▽
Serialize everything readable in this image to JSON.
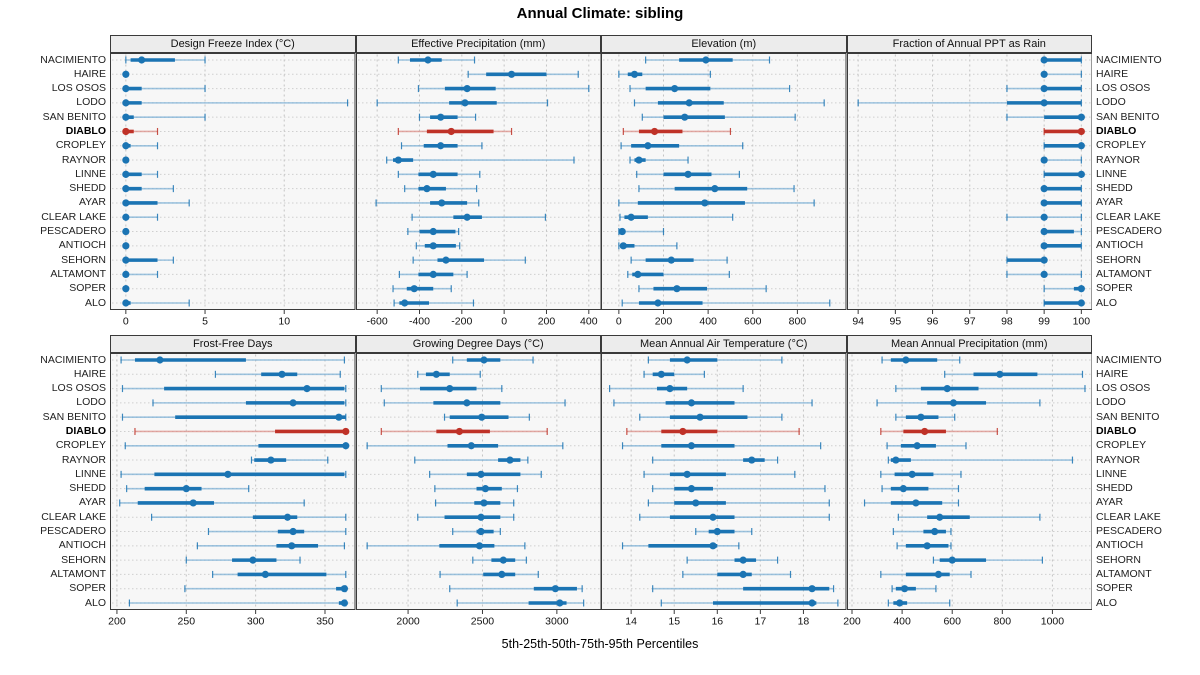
{
  "title": "Annual Climate: sibling",
  "footer": "5th-25th-50th-75th-95th Percentiles",
  "percentile_legend": [
    "5th",
    "25th",
    "50th",
    "75th",
    "95th"
  ],
  "highlight_site": "DIABLO",
  "sites": [
    "NACIMIENTO",
    "HAIRE",
    "LOS OSOS",
    "LODO",
    "SAN BENITO",
    "DIABLO",
    "CROPLEY",
    "RAYNOR",
    "LINNE",
    "SHEDD",
    "AYAR",
    "CLEAR LAKE",
    "PESCADERO",
    "ANTIOCH",
    "SEHORN",
    "ALTAMONT",
    "SOPER",
    "ALO"
  ],
  "colors": {
    "blue": "#1b74b3",
    "blue_light": "#7fb2d6",
    "red": "#bf3228",
    "red_light": "#dd9089",
    "strip_bg": "#ececec",
    "plot_bg": "#f7f7f7",
    "grid": "#c4c4c4",
    "row_guide": "#cfcfcf",
    "border": "#3a3a3a"
  },
  "chart_data": [
    {
      "type": "dot-interval",
      "title": "Design Freeze Index (°C)",
      "xlim": [
        -1,
        14.5
      ],
      "ticks": [
        0,
        5,
        10
      ],
      "values": [
        [
          0,
          0.3,
          1,
          3.1,
          5
        ],
        [
          0,
          0,
          0,
          0,
          0
        ],
        [
          0,
          0,
          0,
          1,
          5
        ],
        [
          0,
          0,
          0,
          1,
          14
        ],
        [
          0,
          0,
          0,
          0.5,
          5
        ],
        [
          0,
          0,
          0,
          0.5,
          2
        ],
        [
          0,
          0,
          0,
          0.3,
          2
        ],
        [
          0,
          0,
          0,
          0,
          0
        ],
        [
          0,
          0,
          0,
          1,
          2
        ],
        [
          0,
          0,
          0,
          1,
          3
        ],
        [
          0,
          0,
          0,
          2,
          4
        ],
        [
          0,
          0,
          0,
          0.2,
          2
        ],
        [
          0,
          0,
          0,
          0,
          0
        ],
        [
          0,
          0,
          0,
          0,
          0
        ],
        [
          0,
          0,
          0,
          2,
          3
        ],
        [
          0,
          0,
          0,
          0.2,
          2
        ],
        [
          0,
          0,
          0,
          0,
          0
        ],
        [
          0,
          0,
          0,
          0.3,
          4
        ]
      ]
    },
    {
      "type": "dot-interval",
      "title": "Effective Precipitation (mm)",
      "xlim": [
        -700,
        460
      ],
      "ticks": [
        -600,
        -400,
        -200,
        0,
        200,
        400
      ],
      "values": [
        [
          -500,
          -445,
          -360,
          -295,
          -140
        ],
        [
          -170,
          -85,
          35,
          200,
          350
        ],
        [
          -405,
          -280,
          -175,
          -40,
          400
        ],
        [
          -600,
          -260,
          -185,
          -35,
          205
        ],
        [
          -400,
          -350,
          -300,
          -220,
          -135
        ],
        [
          -500,
          -365,
          -250,
          -50,
          35
        ],
        [
          -485,
          -380,
          -300,
          -220,
          -105
        ],
        [
          -555,
          -525,
          -500,
          -430,
          330
        ],
        [
          -500,
          -405,
          -335,
          -220,
          -115
        ],
        [
          -470,
          -405,
          -365,
          -275,
          -130
        ],
        [
          -605,
          -350,
          -295,
          -175,
          -120
        ],
        [
          -435,
          -240,
          -175,
          -105,
          195
        ],
        [
          -455,
          -400,
          -335,
          -230,
          -215
        ],
        [
          -415,
          -375,
          -335,
          -228,
          -210
        ],
        [
          -430,
          -315,
          -275,
          -95,
          100
        ],
        [
          -495,
          -405,
          -335,
          -240,
          -175
        ],
        [
          -525,
          -460,
          -425,
          -335,
          -250
        ],
        [
          -520,
          -495,
          -470,
          -355,
          -145
        ]
      ]
    },
    {
      "type": "dot-interval",
      "title": "Elevation (m)",
      "xlim": [
        -80,
        1020
      ],
      "ticks": [
        0,
        200,
        400,
        600,
        800
      ],
      "values": [
        [
          120,
          270,
          390,
          510,
          675
        ],
        [
          0,
          40,
          70,
          105,
          410
        ],
        [
          50,
          120,
          250,
          410,
          765
        ],
        [
          70,
          175,
          315,
          470,
          920
        ],
        [
          105,
          200,
          295,
          475,
          790
        ],
        [
          20,
          90,
          160,
          285,
          500
        ],
        [
          10,
          55,
          130,
          270,
          555
        ],
        [
          50,
          70,
          90,
          120,
          310
        ],
        [
          80,
          200,
          310,
          415,
          540
        ],
        [
          90,
          250,
          430,
          575,
          785
        ],
        [
          0,
          85,
          385,
          565,
          875
        ],
        [
          5,
          25,
          55,
          130,
          510
        ],
        [
          0,
          5,
          15,
          30,
          200
        ],
        [
          0,
          10,
          20,
          70,
          260
        ],
        [
          55,
          120,
          235,
          335,
          485
        ],
        [
          40,
          60,
          85,
          200,
          495
        ],
        [
          90,
          155,
          260,
          395,
          660
        ],
        [
          15,
          90,
          175,
          375,
          945
        ]
      ]
    },
    {
      "type": "dot-interval",
      "title": "Fraction of Annual PPT as Rain",
      "xlim": [
        93.7,
        100.3
      ],
      "ticks": [
        94,
        95,
        96,
        97,
        98,
        99,
        100
      ],
      "values": [
        [
          99,
          99,
          99,
          100,
          100
        ],
        [
          99,
          99,
          99,
          99,
          100
        ],
        [
          98,
          99,
          99,
          100,
          100
        ],
        [
          94,
          98,
          99,
          100,
          100
        ],
        [
          98,
          99,
          100,
          100,
          100
        ],
        [
          99,
          99,
          100,
          100,
          100
        ],
        [
          99,
          99,
          100,
          100,
          100
        ],
        [
          99,
          99,
          99,
          99,
          100
        ],
        [
          99,
          99,
          100,
          100,
          100
        ],
        [
          99,
          99,
          99,
          100,
          100
        ],
        [
          99,
          99,
          99,
          100,
          100
        ],
        [
          98,
          99,
          99,
          99,
          100
        ],
        [
          99,
          99,
          99,
          99.8,
          100
        ],
        [
          99,
          99,
          99,
          100,
          100
        ],
        [
          98,
          98,
          99,
          99,
          99
        ],
        [
          98,
          99,
          99,
          99,
          100
        ],
        [
          99,
          99.8,
          100,
          100,
          100
        ],
        [
          99,
          99,
          100,
          100,
          100
        ]
      ]
    },
    {
      "type": "dot-interval",
      "title": "Frost-Free Days",
      "xlim": [
        195,
        372
      ],
      "ticks": [
        200,
        250,
        300,
        350
      ],
      "values": [
        [
          203,
          213,
          231,
          293,
          364
        ],
        [
          271,
          304,
          319,
          330,
          361
        ],
        [
          204,
          234,
          337,
          364,
          365
        ],
        [
          226,
          293,
          327,
          364,
          365
        ],
        [
          204,
          242,
          360,
          365,
          365
        ],
        [
          213,
          314,
          365,
          365,
          365
        ],
        [
          206,
          302,
          365,
          365,
          365
        ],
        [
          297,
          299,
          311,
          322,
          352
        ],
        [
          203,
          227,
          280,
          364,
          365
        ],
        [
          207,
          220,
          250,
          261,
          295
        ],
        [
          202,
          215,
          255,
          270,
          335
        ],
        [
          225,
          298,
          323,
          330,
          365
        ],
        [
          266,
          316,
          327,
          335,
          365
        ],
        [
          258,
          315,
          326,
          345,
          364
        ],
        [
          250,
          283,
          298,
          315,
          332
        ],
        [
          269,
          287,
          307,
          351,
          365
        ],
        [
          249,
          358,
          364,
          365,
          365
        ],
        [
          209,
          360,
          364,
          365,
          365
        ]
      ]
    },
    {
      "type": "dot-interval",
      "title": "Growing Degree Days (°C)",
      "xlim": [
        1650,
        3300
      ],
      "ticks": [
        2000,
        2500,
        3000
      ],
      "values": [
        [
          2300,
          2395,
          2510,
          2620,
          2840
        ],
        [
          2065,
          2120,
          2190,
          2280,
          2485
        ],
        [
          1820,
          2080,
          2280,
          2460,
          2630
        ],
        [
          1840,
          2170,
          2395,
          2620,
          3055
        ],
        [
          2245,
          2280,
          2495,
          2675,
          2815
        ],
        [
          1820,
          2190,
          2345,
          2550,
          2935
        ],
        [
          1725,
          2265,
          2425,
          2605,
          3040
        ],
        [
          2045,
          2605,
          2685,
          2755,
          2805
        ],
        [
          2145,
          2395,
          2490,
          2755,
          2895
        ],
        [
          2180,
          2460,
          2520,
          2630,
          2735
        ],
        [
          2185,
          2445,
          2510,
          2620,
          2710
        ],
        [
          2065,
          2245,
          2490,
          2620,
          2710
        ],
        [
          2300,
          2460,
          2490,
          2575,
          2620
        ],
        [
          1725,
          2210,
          2480,
          2580,
          2785
        ],
        [
          2435,
          2560,
          2640,
          2720,
          2795
        ],
        [
          2215,
          2505,
          2630,
          2720,
          2875
        ],
        [
          2280,
          2845,
          2990,
          3135,
          3170
        ],
        [
          2330,
          2810,
          3020,
          3065,
          3180
        ]
      ]
    },
    {
      "type": "dot-interval",
      "title": "Mean Annual Air Temperature (°C)",
      "xlim": [
        13.3,
        19.0
      ],
      "ticks": [
        14,
        15,
        16,
        17,
        18
      ],
      "values": [
        [
          14.4,
          14.9,
          15.3,
          16.0,
          17.5
        ],
        [
          14.3,
          14.5,
          14.7,
          15.0,
          15.7
        ],
        [
          13.5,
          14.6,
          14.9,
          15.3,
          16.6
        ],
        [
          13.6,
          14.8,
          15.4,
          16.4,
          18.2
        ],
        [
          14.2,
          14.9,
          15.6,
          16.7,
          17.5
        ],
        [
          13.9,
          14.7,
          15.2,
          16.0,
          17.9
        ],
        [
          13.8,
          14.7,
          15.4,
          16.4,
          18.4
        ],
        [
          14.5,
          16.6,
          16.8,
          17.1,
          17.4
        ],
        [
          14.3,
          14.9,
          15.3,
          16.2,
          17.8
        ],
        [
          14.5,
          15.0,
          15.4,
          15.9,
          18.5
        ],
        [
          14.4,
          15.0,
          15.5,
          16.2,
          18.6
        ],
        [
          14.2,
          14.9,
          15.9,
          16.4,
          18.6
        ],
        [
          15.5,
          15.8,
          16.0,
          16.4,
          16.8
        ],
        [
          13.8,
          14.4,
          15.9,
          16.0,
          16.5
        ],
        [
          15.3,
          16.4,
          16.6,
          16.9,
          17.4
        ],
        [
          15.2,
          16.0,
          16.6,
          16.8,
          17.7
        ],
        [
          14.5,
          16.6,
          18.2,
          18.6,
          18.7
        ],
        [
          14.7,
          15.9,
          18.2,
          18.3,
          18.8
        ]
      ]
    },
    {
      "type": "dot-interval",
      "title": "Mean Annual Precipitation (mm)",
      "xlim": [
        180,
        1160
      ],
      "ticks": [
        200,
        400,
        600,
        800,
        1000
      ],
      "values": [
        [
          320,
          355,
          415,
          540,
          630
        ],
        [
          570,
          685,
          790,
          940,
          1120
        ],
        [
          375,
          475,
          580,
          705,
          1130
        ],
        [
          300,
          500,
          605,
          735,
          950
        ],
        [
          375,
          415,
          475,
          545,
          610
        ],
        [
          315,
          405,
          490,
          575,
          780
        ],
        [
          340,
          395,
          460,
          535,
          655
        ],
        [
          345,
          355,
          375,
          435,
          1080
        ],
        [
          315,
          370,
          440,
          525,
          635
        ],
        [
          320,
          355,
          405,
          505,
          625
        ],
        [
          250,
          355,
          455,
          560,
          625
        ],
        [
          385,
          500,
          550,
          670,
          950
        ],
        [
          365,
          485,
          530,
          575,
          595
        ],
        [
          380,
          415,
          500,
          585,
          595
        ],
        [
          525,
          550,
          600,
          735,
          960
        ],
        [
          315,
          415,
          545,
          590,
          675
        ],
        [
          360,
          375,
          410,
          455,
          535
        ],
        [
          345,
          365,
          390,
          420,
          590
        ]
      ]
    }
  ]
}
△
◆ THE REQUEST
Pick each line holding the word "Precipitation" out of the data and copy it.

◆ TASK OUTPUT
      "title": "Effective Precipitation (mm)",
      "title": "Mean Annual Precipitation (mm)",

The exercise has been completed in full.